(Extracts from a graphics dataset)
+++

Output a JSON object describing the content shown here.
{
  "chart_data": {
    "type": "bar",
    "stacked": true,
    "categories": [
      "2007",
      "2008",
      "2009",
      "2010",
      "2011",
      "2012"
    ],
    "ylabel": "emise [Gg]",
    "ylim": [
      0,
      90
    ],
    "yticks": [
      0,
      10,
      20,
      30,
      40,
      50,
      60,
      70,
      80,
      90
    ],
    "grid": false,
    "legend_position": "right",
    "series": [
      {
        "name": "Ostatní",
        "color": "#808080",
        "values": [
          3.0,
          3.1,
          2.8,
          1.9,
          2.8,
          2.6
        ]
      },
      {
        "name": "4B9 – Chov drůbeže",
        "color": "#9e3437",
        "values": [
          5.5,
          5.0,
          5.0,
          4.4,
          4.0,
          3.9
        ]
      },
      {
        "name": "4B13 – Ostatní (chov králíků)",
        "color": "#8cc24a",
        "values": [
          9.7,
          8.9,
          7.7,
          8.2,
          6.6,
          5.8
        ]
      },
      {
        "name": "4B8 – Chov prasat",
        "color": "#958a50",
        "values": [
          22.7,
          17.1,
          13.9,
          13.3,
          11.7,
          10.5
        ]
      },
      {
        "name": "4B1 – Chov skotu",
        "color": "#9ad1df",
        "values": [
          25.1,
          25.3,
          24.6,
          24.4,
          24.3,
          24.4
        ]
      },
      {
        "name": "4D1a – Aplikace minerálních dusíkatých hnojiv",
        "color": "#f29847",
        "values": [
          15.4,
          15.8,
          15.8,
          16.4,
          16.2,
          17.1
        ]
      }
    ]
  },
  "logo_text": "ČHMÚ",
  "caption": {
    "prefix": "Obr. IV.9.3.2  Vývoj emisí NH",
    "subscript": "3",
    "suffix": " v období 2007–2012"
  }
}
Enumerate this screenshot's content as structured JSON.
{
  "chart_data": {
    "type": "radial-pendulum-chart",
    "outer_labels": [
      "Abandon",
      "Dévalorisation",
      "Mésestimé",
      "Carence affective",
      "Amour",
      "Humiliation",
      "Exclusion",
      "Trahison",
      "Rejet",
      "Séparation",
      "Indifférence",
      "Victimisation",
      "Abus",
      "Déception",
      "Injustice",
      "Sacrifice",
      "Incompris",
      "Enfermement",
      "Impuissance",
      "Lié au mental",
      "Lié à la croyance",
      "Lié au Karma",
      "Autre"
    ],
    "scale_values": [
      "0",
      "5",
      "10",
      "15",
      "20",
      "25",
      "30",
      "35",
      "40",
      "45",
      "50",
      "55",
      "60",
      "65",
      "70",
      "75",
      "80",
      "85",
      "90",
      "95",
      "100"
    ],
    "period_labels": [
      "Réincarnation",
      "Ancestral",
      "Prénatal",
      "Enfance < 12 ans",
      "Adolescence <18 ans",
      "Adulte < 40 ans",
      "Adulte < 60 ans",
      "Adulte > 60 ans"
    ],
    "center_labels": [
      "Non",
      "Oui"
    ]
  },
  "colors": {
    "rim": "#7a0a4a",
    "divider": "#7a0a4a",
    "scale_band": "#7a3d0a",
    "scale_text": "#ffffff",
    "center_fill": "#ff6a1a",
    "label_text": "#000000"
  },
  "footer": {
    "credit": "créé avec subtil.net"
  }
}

+++

Instruction: Find out how many lines in the listing contain the string "type". Give the number alone.

Response to the exercise: 2